Items listed in a dataset:
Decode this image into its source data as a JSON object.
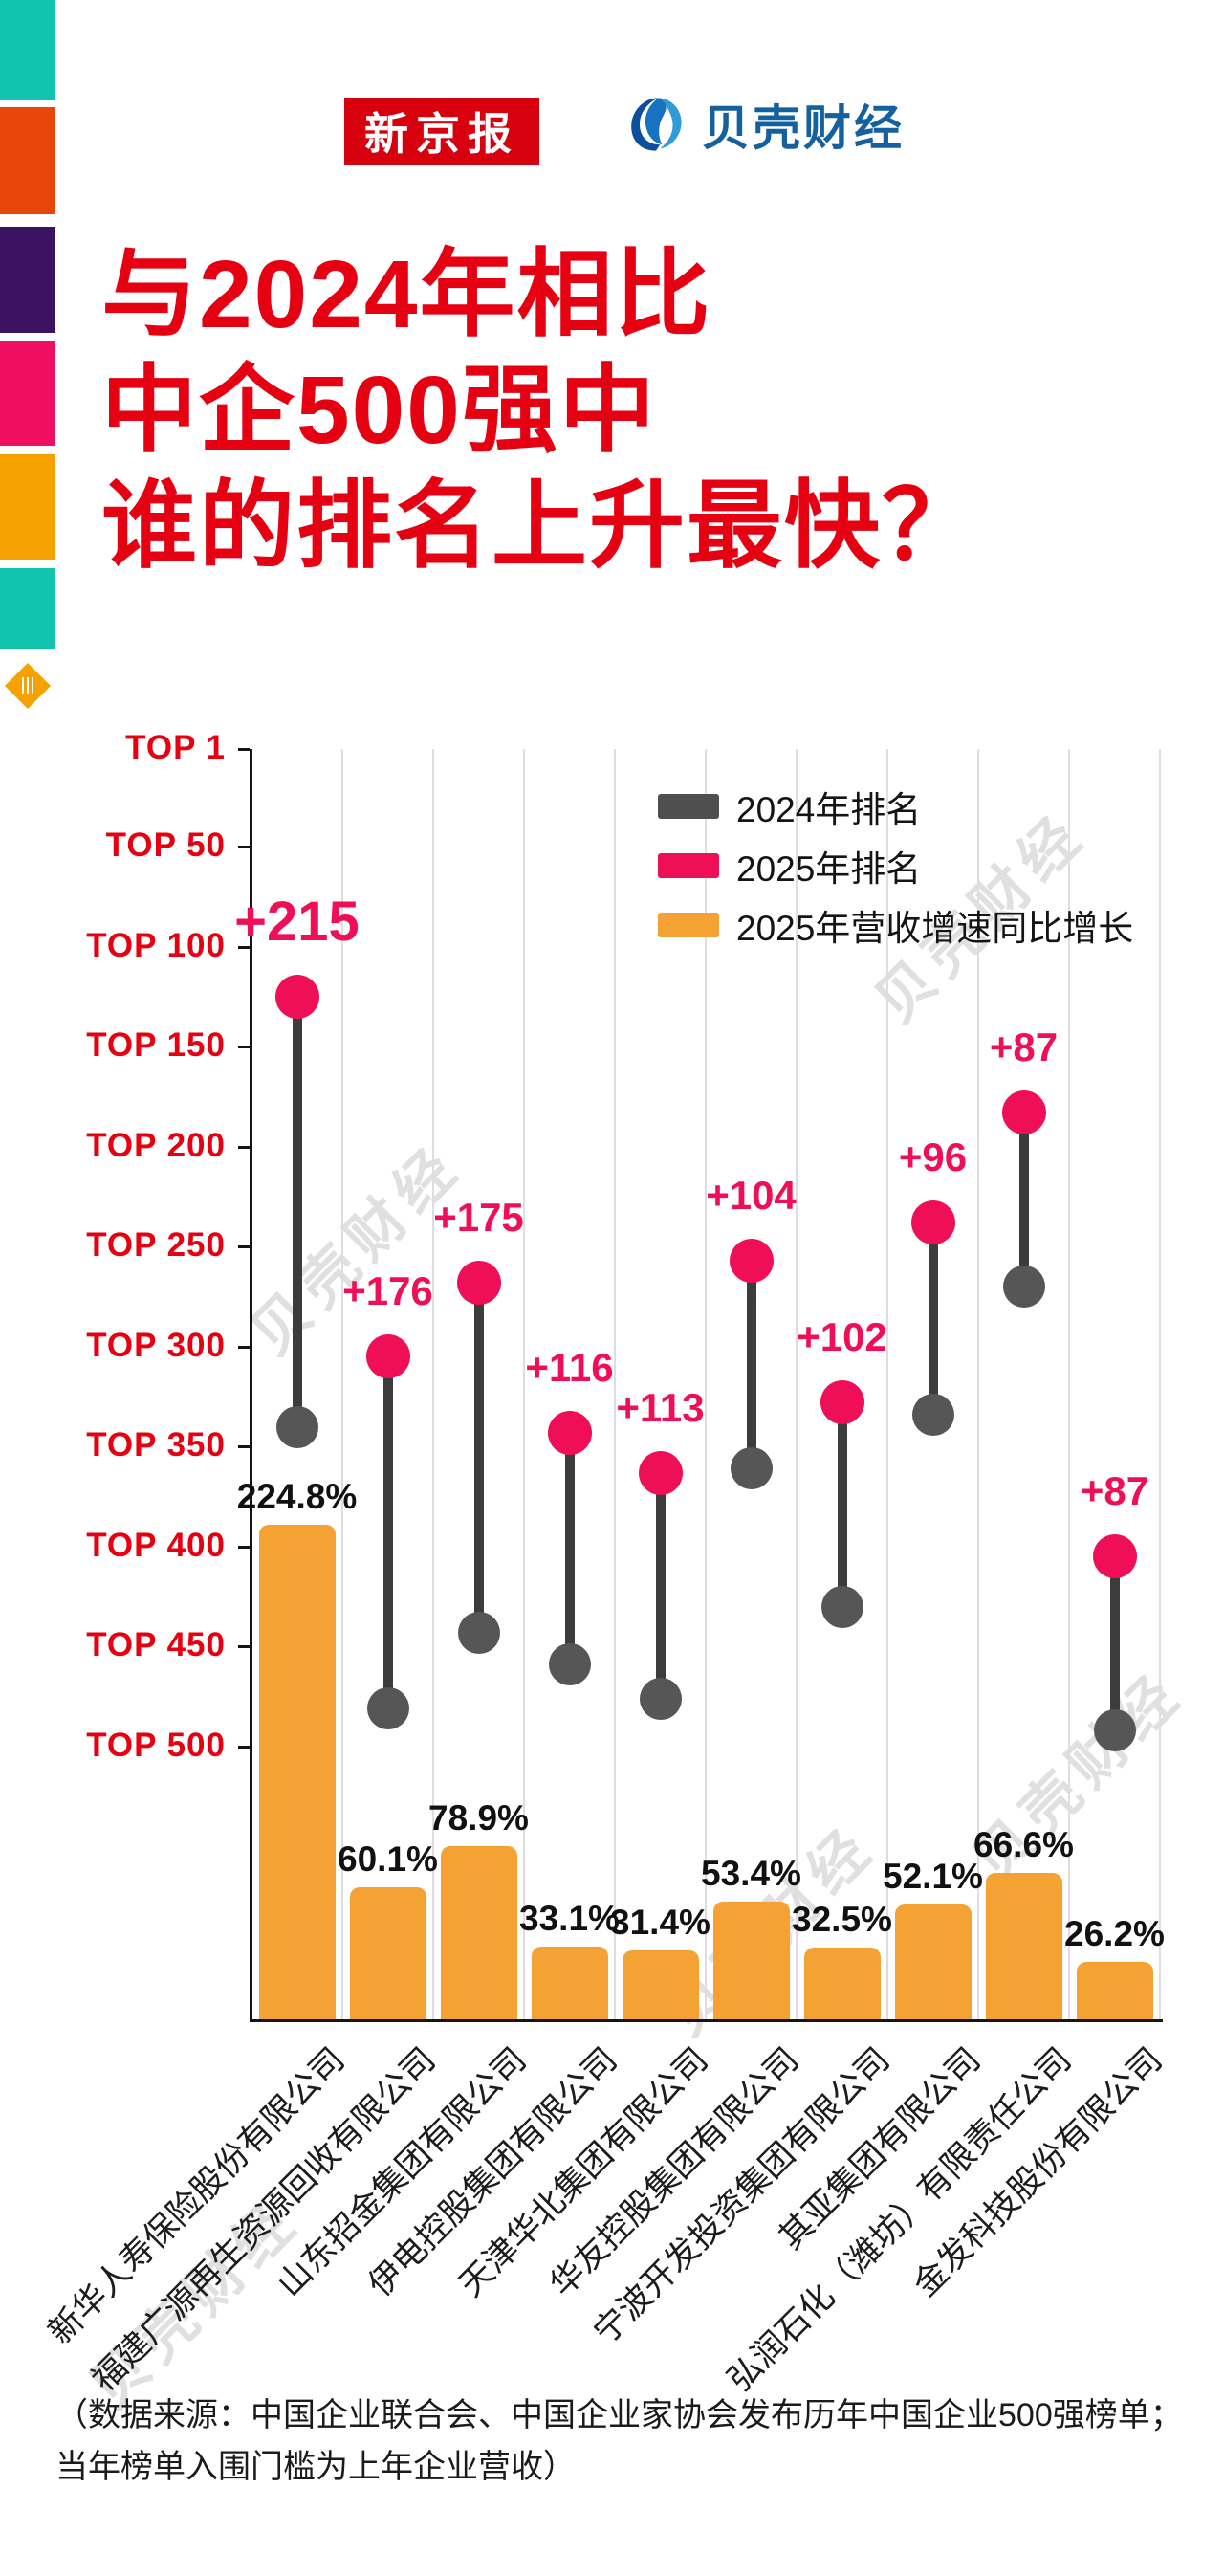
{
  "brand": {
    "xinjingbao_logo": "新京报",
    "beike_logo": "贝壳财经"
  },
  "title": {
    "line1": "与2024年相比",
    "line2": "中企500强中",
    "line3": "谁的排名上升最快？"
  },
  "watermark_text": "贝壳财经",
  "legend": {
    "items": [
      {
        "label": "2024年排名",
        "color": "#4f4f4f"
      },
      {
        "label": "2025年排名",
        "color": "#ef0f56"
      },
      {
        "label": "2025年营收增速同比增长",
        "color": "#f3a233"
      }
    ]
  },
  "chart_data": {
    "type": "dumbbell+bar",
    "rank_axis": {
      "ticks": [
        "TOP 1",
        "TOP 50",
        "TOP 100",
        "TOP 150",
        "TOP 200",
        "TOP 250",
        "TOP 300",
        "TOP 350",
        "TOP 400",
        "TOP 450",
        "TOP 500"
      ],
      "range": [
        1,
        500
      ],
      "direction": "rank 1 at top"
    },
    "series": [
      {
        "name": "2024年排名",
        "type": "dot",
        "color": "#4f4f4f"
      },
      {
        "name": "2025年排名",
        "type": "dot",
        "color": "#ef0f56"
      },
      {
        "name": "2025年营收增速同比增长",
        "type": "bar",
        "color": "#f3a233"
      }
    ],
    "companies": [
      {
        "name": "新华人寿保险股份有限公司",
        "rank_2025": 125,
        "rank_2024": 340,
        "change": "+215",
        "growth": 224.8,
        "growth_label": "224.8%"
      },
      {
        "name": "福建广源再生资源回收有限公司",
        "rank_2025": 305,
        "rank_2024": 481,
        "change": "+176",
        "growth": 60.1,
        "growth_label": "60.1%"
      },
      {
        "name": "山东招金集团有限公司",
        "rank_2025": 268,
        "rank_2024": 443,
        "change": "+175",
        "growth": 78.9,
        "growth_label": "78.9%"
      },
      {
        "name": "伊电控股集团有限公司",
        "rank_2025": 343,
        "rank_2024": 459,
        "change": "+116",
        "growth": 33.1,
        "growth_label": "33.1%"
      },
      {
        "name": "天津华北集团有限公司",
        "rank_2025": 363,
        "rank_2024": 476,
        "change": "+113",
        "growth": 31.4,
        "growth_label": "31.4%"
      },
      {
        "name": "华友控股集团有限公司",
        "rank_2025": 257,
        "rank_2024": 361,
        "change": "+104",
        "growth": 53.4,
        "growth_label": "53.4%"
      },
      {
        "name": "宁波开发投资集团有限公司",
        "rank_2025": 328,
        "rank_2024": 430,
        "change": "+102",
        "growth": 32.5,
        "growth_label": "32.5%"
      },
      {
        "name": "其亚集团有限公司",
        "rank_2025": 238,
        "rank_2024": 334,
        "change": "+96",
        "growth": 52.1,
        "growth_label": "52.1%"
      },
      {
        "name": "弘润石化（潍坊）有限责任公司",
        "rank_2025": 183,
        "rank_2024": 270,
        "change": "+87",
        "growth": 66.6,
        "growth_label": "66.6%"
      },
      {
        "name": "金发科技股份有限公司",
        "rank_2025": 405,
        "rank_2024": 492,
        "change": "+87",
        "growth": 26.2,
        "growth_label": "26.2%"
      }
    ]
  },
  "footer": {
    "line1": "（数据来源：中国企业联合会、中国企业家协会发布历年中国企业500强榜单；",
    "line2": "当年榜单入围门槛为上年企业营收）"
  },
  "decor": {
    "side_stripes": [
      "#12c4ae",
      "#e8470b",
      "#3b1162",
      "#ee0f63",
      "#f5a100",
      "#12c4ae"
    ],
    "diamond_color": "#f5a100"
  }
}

Directive:
Reproduce the material word for word. Any pictures should be left out of the copy.

Answer in full:
Decode this image into its source data as a JSON object.
{
  "brand": {
    "xinjingbao_logo": "新京报",
    "beike_logo": "贝壳财经"
  },
  "title": {
    "line1": "与2024年相比",
    "line2": "中企500强中",
    "line3": "谁的排名上升最快？"
  },
  "watermark_text": "贝壳财经",
  "legend": {
    "items": [
      {
        "label": "2024年排名",
        "color": "#4f4f4f"
      },
      {
        "label": "2025年排名",
        "color": "#ef0f56"
      },
      {
        "label": "2025年营收增速同比增长",
        "color": "#f3a233"
      }
    ]
  },
  "chart_data": {
    "type": "dumbbell+bar",
    "rank_axis": {
      "ticks": [
        "TOP 1",
        "TOP 50",
        "TOP 100",
        "TOP 150",
        "TOP 200",
        "TOP 250",
        "TOP 300",
        "TOP 350",
        "TOP 400",
        "TOP 450",
        "TOP 500"
      ],
      "range": [
        1,
        500
      ],
      "direction": "rank 1 at top"
    },
    "series": [
      {
        "name": "2024年排名",
        "type": "dot",
        "color": "#4f4f4f"
      },
      {
        "name": "2025年排名",
        "type": "dot",
        "color": "#ef0f56"
      },
      {
        "name": "2025年营收增速同比增长",
        "type": "bar",
        "color": "#f3a233"
      }
    ],
    "companies": [
      {
        "name": "新华人寿保险股份有限公司",
        "rank_2025": 125,
        "rank_2024": 340,
        "change": "+215",
        "growth": 224.8,
        "growth_label": "224.8%"
      },
      {
        "name": "福建广源再生资源回收有限公司",
        "rank_2025": 305,
        "rank_2024": 481,
        "change": "+176",
        "growth": 60.1,
        "growth_label": "60.1%"
      },
      {
        "name": "山东招金集团有限公司",
        "rank_2025": 268,
        "rank_2024": 443,
        "change": "+175",
        "growth": 78.9,
        "growth_label": "78.9%"
      },
      {
        "name": "伊电控股集团有限公司",
        "rank_2025": 343,
        "rank_2024": 459,
        "change": "+116",
        "growth": 33.1,
        "growth_label": "33.1%"
      },
      {
        "name": "天津华北集团有限公司",
        "rank_2025": 363,
        "rank_2024": 476,
        "change": "+113",
        "growth": 31.4,
        "growth_label": "31.4%"
      },
      {
        "name": "华友控股集团有限公司",
        "rank_2025": 257,
        "rank_2024": 361,
        "change": "+104",
        "growth": 53.4,
        "growth_label": "53.4%"
      },
      {
        "name": "宁波开发投资集团有限公司",
        "rank_2025": 328,
        "rank_2024": 430,
        "change": "+102",
        "growth": 32.5,
        "growth_label": "32.5%"
      },
      {
        "name": "其亚集团有限公司",
        "rank_2025": 238,
        "rank_2024": 334,
        "change": "+96",
        "growth": 52.1,
        "growth_label": "52.1%"
      },
      {
        "name": "弘润石化（潍坊）有限责任公司",
        "rank_2025": 183,
        "rank_2024": 270,
        "change": "+87",
        "growth": 66.6,
        "growth_label": "66.6%"
      },
      {
        "name": "金发科技股份有限公司",
        "rank_2025": 405,
        "rank_2024": 492,
        "change": "+87",
        "growth": 26.2,
        "growth_label": "26.2%"
      }
    ]
  },
  "footer": {
    "line1": "（数据来源：中国企业联合会、中国企业家协会发布历年中国企业500强榜单；",
    "line2": "当年榜单入围门槛为上年企业营收）"
  },
  "decor": {
    "side_stripes": [
      "#12c4ae",
      "#e8470b",
      "#3b1162",
      "#ee0f63",
      "#f5a100",
      "#12c4ae"
    ],
    "diamond_color": "#f5a100"
  }
}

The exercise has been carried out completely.